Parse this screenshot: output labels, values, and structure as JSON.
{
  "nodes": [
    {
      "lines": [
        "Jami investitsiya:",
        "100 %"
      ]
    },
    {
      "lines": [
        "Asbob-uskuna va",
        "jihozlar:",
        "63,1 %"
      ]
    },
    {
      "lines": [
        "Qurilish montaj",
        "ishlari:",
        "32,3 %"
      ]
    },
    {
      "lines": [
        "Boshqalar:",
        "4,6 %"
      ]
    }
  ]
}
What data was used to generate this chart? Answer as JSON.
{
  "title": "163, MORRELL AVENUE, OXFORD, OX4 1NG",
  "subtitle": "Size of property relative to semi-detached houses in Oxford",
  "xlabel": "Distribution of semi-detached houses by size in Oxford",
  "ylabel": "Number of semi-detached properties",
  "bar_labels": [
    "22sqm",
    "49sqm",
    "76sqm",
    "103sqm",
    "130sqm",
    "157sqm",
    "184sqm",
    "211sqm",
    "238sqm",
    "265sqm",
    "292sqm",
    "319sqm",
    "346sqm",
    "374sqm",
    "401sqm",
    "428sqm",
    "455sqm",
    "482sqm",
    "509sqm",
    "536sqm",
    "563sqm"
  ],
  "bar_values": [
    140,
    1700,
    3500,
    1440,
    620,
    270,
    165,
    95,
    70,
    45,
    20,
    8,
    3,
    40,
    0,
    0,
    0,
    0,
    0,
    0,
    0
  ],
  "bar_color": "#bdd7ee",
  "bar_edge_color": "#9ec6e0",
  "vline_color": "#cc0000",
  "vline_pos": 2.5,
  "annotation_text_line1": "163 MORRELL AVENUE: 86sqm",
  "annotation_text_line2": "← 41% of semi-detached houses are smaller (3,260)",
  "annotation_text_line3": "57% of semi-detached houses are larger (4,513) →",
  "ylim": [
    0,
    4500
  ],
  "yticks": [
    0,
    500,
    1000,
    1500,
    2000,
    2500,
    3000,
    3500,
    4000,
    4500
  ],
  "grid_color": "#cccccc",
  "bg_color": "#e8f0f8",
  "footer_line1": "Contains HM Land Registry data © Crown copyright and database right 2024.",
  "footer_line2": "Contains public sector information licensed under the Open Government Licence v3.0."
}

-*-*-

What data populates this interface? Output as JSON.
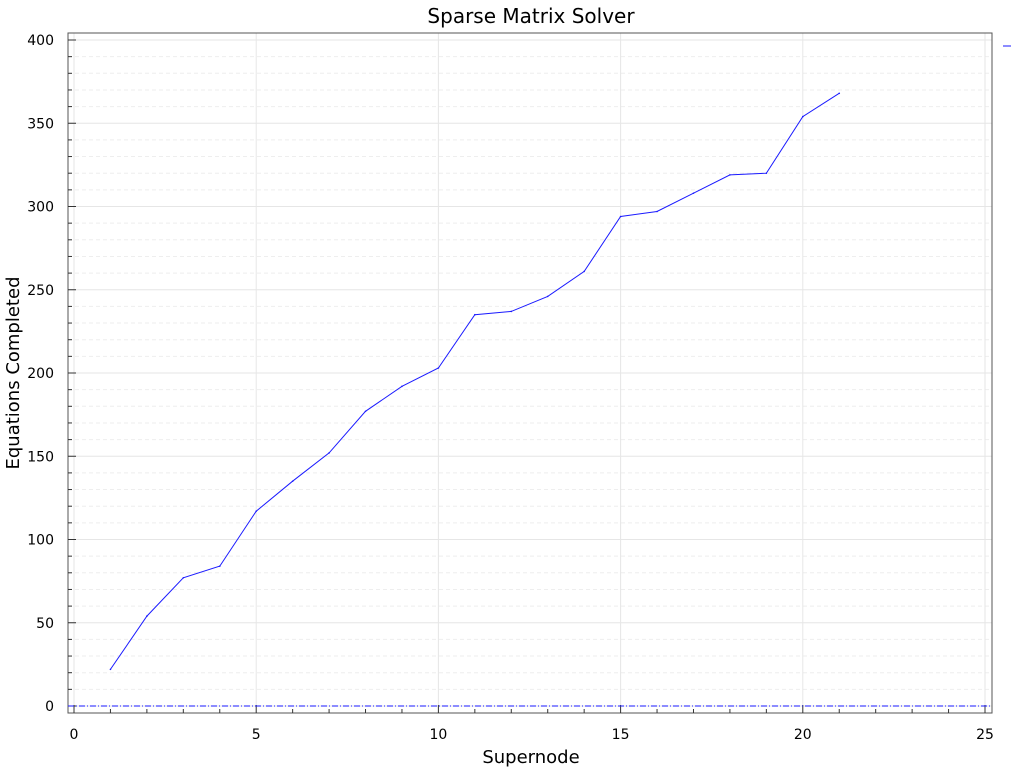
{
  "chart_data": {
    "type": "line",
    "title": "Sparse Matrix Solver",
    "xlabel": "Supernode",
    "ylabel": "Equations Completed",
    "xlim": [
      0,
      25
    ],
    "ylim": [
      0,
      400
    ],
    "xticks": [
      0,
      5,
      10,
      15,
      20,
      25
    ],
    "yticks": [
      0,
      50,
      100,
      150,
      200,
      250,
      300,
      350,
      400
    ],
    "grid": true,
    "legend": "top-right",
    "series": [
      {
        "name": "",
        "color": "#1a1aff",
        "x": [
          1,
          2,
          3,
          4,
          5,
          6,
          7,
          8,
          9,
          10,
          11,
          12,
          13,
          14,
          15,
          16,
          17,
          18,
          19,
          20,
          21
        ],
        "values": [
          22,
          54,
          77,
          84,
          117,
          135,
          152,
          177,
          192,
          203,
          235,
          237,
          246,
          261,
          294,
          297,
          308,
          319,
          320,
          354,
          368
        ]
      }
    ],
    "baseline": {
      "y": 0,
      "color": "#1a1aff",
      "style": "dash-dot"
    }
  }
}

-*-*-

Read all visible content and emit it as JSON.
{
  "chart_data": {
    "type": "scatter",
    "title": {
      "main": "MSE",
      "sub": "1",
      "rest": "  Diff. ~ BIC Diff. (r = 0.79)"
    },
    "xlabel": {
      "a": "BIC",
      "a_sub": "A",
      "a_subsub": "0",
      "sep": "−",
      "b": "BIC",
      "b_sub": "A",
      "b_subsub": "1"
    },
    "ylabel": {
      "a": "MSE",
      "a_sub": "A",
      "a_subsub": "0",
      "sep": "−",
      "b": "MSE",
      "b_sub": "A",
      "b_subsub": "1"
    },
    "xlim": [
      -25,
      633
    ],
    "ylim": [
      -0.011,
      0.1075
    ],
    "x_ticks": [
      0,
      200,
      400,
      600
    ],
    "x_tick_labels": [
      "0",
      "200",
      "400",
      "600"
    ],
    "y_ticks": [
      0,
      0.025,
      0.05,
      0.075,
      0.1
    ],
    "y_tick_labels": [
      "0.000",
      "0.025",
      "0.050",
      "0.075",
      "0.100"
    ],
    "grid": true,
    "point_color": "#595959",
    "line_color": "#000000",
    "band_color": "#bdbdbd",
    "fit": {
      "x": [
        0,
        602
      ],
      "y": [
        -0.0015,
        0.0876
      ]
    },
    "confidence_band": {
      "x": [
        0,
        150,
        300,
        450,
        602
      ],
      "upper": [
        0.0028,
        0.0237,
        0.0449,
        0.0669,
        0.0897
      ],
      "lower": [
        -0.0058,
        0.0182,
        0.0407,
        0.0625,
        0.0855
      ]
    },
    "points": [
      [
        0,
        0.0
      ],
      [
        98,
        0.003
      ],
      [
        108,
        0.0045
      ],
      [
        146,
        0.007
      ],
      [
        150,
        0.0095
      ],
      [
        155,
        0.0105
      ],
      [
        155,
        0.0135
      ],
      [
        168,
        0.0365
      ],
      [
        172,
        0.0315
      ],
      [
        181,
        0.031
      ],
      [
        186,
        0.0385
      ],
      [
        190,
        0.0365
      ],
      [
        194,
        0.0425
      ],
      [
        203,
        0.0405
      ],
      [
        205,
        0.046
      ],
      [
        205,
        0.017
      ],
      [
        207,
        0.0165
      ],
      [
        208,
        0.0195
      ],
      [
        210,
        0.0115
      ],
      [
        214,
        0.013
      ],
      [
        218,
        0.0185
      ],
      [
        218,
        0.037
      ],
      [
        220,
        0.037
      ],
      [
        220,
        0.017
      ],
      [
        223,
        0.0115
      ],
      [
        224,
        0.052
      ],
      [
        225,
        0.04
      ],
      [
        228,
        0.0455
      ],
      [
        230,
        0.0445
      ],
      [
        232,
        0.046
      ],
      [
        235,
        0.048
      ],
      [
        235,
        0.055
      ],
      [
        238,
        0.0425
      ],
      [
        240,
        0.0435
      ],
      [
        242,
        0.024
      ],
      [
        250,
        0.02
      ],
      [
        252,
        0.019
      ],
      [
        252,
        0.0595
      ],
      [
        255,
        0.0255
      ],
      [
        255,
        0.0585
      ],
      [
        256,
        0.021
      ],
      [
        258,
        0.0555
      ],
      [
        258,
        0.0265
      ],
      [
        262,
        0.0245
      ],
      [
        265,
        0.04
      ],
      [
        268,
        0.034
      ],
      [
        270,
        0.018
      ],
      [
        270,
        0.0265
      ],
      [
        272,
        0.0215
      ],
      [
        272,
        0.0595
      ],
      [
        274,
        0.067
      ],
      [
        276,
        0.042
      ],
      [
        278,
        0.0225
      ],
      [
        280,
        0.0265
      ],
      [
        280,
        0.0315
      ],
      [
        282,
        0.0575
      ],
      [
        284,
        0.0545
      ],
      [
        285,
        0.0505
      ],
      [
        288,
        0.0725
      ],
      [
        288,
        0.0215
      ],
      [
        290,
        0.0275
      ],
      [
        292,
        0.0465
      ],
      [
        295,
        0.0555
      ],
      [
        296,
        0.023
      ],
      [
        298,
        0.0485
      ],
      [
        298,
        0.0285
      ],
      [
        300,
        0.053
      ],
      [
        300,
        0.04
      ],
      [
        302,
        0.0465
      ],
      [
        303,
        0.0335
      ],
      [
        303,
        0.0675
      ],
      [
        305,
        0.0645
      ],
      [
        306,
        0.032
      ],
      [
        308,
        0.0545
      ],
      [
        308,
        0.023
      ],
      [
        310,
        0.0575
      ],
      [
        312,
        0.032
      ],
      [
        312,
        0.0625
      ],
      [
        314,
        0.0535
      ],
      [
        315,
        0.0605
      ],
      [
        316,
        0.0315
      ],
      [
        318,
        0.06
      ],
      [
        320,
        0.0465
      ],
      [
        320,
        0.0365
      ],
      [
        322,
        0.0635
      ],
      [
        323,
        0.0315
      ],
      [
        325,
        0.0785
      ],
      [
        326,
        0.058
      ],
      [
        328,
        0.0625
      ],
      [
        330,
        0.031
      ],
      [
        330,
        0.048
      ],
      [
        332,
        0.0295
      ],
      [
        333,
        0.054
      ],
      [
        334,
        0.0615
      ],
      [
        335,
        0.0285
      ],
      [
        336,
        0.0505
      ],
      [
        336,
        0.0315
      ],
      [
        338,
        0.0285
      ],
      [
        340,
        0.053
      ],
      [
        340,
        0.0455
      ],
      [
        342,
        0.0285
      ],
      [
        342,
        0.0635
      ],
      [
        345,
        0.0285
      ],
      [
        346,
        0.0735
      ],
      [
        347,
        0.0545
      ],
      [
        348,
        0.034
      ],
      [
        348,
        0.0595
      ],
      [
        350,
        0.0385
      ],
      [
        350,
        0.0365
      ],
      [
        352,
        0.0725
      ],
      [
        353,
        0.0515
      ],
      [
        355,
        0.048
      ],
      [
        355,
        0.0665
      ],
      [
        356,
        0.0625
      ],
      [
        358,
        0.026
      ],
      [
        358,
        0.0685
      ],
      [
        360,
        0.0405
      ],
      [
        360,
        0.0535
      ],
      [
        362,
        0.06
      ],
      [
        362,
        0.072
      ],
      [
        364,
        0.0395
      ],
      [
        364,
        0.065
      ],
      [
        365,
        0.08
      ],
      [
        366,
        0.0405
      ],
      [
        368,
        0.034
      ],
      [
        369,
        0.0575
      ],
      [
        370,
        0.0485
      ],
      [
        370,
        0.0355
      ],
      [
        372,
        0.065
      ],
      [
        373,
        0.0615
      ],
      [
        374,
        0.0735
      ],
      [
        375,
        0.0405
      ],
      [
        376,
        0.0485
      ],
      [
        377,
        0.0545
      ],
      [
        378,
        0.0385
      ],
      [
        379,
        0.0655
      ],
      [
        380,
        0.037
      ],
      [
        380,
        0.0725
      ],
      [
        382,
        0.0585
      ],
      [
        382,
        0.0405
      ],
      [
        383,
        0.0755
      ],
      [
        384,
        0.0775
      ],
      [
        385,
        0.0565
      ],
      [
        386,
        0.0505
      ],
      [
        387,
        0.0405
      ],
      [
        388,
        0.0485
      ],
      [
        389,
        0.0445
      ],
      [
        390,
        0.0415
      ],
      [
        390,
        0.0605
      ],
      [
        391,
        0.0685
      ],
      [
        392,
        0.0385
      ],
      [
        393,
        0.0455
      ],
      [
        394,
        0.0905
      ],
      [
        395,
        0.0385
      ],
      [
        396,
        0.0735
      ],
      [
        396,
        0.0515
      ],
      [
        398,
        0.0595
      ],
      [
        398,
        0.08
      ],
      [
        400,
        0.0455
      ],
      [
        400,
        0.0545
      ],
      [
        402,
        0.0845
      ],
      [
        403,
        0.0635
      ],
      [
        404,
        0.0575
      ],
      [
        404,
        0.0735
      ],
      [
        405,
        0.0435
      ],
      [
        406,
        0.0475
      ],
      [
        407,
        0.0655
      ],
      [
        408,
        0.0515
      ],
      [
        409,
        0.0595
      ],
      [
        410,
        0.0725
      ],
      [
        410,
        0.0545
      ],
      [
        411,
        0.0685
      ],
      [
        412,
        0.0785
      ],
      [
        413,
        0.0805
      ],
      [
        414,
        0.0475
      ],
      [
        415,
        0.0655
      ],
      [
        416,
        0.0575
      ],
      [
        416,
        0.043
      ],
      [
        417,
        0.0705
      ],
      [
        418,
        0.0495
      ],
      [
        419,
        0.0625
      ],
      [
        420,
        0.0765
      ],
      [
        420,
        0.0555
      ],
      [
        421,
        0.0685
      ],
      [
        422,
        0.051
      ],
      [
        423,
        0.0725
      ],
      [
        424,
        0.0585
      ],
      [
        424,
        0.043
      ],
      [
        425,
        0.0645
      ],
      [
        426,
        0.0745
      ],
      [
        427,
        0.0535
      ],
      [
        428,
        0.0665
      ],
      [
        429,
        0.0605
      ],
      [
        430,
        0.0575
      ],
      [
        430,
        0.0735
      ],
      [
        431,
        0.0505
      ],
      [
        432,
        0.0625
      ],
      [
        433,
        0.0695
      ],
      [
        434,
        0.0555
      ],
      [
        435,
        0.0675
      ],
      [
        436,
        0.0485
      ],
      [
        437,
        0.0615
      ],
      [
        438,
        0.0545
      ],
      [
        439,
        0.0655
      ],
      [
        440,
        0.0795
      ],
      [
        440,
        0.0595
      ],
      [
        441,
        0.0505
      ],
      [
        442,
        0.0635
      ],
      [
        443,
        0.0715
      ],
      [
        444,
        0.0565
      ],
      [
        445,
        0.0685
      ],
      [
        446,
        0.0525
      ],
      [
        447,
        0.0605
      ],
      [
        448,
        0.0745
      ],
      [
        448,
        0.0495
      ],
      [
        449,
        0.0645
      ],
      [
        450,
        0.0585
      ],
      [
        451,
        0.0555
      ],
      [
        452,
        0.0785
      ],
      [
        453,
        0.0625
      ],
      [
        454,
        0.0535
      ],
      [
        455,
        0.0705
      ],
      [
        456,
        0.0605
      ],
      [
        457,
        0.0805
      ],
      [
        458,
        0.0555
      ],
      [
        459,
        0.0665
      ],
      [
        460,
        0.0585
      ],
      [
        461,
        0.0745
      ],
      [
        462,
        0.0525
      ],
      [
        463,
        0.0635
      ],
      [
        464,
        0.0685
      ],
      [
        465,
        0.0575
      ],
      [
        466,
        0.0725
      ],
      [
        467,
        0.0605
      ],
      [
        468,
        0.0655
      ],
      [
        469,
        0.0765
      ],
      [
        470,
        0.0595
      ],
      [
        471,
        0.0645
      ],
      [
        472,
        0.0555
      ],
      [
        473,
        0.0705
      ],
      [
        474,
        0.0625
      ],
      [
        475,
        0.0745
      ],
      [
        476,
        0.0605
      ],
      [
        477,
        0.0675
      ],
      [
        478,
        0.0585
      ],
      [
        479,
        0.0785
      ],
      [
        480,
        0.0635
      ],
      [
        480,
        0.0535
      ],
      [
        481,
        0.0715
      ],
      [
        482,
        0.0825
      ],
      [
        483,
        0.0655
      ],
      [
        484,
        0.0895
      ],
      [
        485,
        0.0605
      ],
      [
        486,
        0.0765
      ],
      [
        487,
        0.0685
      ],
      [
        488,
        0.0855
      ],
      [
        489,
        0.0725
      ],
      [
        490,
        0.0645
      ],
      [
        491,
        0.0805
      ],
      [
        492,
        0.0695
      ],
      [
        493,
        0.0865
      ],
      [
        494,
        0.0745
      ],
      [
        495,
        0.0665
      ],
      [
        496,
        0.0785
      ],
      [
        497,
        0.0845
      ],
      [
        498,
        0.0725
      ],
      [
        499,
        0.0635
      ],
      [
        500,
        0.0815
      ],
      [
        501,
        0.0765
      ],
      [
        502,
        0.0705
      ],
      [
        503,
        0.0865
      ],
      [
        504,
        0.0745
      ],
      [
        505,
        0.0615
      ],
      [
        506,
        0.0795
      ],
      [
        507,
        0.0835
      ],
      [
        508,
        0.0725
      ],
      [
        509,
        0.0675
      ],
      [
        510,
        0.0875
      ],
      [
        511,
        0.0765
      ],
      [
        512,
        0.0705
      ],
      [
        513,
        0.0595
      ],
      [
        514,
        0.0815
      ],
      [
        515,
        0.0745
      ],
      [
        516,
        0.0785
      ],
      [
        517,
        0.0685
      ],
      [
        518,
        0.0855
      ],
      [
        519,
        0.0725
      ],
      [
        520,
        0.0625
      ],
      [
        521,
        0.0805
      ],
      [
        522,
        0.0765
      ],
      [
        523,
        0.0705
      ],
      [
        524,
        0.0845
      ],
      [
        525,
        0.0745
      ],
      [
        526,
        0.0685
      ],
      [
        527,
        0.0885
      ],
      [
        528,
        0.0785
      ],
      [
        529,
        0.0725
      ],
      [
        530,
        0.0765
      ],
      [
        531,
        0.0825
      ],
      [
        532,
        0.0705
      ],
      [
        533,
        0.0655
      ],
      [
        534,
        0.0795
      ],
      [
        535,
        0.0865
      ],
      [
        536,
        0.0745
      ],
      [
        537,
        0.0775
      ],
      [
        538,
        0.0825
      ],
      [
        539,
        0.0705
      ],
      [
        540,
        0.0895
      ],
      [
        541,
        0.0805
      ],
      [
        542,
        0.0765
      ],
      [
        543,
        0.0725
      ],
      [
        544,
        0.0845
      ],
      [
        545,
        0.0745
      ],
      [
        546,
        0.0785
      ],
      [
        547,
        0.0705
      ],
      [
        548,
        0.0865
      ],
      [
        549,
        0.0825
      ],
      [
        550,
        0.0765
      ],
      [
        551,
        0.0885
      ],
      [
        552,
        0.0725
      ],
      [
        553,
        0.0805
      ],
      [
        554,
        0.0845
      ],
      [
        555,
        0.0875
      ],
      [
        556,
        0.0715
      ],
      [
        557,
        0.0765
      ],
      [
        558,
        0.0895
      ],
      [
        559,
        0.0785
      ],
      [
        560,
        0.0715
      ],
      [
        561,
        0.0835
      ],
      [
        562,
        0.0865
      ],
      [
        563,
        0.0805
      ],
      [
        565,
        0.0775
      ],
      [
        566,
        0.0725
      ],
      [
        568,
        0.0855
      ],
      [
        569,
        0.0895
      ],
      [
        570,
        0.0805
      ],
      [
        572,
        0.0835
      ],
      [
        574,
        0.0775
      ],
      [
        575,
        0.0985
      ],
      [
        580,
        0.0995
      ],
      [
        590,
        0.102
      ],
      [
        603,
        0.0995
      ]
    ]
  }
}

-*-*-

YOUR GOAL
Show each line in the entries that holds the string "xlabel".

REPLY
  "xlabel": "Distribution of semi-detached houses by size in Oxford",
    "xlabel": "Supernode",
    "xlabel": {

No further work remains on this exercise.